YOUR INSTRUCTIONS: State how many lines of the listing below include the word "MOUTARDE". Give only the number.

ENTRIES:
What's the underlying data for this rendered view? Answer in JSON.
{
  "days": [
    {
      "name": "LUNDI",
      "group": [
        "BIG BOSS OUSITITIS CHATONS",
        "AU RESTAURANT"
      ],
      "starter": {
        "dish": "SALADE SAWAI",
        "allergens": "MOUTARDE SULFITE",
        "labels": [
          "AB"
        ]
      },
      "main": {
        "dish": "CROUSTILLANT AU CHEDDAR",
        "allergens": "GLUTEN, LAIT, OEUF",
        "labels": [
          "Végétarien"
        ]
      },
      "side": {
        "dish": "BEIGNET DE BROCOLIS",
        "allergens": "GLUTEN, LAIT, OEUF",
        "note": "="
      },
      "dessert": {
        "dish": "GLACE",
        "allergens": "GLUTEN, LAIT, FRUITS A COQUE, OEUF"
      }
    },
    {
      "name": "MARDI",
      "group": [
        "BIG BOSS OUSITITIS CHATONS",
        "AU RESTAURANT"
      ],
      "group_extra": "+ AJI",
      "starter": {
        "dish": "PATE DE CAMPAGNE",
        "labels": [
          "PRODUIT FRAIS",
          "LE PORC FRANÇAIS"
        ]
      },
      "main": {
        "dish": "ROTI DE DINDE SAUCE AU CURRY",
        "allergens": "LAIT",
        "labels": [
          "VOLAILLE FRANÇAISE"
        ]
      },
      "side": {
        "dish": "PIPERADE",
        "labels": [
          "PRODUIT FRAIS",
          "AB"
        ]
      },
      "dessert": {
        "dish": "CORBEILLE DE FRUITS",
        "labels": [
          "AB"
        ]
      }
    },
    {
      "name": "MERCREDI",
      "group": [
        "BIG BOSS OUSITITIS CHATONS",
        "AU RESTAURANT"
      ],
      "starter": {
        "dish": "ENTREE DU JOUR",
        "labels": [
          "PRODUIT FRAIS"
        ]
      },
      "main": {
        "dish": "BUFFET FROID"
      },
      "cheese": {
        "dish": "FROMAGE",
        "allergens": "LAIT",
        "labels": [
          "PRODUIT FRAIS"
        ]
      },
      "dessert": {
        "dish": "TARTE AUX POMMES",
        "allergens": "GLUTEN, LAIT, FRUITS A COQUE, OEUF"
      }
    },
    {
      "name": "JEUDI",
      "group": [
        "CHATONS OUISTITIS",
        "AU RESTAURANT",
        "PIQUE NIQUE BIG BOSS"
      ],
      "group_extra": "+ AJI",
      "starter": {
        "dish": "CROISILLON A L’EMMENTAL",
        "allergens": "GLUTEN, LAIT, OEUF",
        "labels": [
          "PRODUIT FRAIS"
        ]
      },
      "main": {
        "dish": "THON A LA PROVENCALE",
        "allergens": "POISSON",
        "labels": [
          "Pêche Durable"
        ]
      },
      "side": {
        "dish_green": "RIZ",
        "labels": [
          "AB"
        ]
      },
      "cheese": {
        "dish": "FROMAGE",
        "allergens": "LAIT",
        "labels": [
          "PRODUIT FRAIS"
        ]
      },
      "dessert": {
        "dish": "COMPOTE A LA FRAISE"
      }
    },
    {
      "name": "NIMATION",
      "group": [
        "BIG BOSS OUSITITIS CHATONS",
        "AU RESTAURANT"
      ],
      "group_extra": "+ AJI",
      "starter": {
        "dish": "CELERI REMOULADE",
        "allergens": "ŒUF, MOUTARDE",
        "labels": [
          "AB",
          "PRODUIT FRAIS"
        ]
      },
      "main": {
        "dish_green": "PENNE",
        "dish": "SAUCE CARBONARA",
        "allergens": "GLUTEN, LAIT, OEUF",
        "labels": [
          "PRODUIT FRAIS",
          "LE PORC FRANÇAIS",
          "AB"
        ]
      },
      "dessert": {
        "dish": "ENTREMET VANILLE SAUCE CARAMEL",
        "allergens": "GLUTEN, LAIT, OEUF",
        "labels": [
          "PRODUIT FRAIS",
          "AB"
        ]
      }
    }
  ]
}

RESULT OF THIS EXERCISE: 2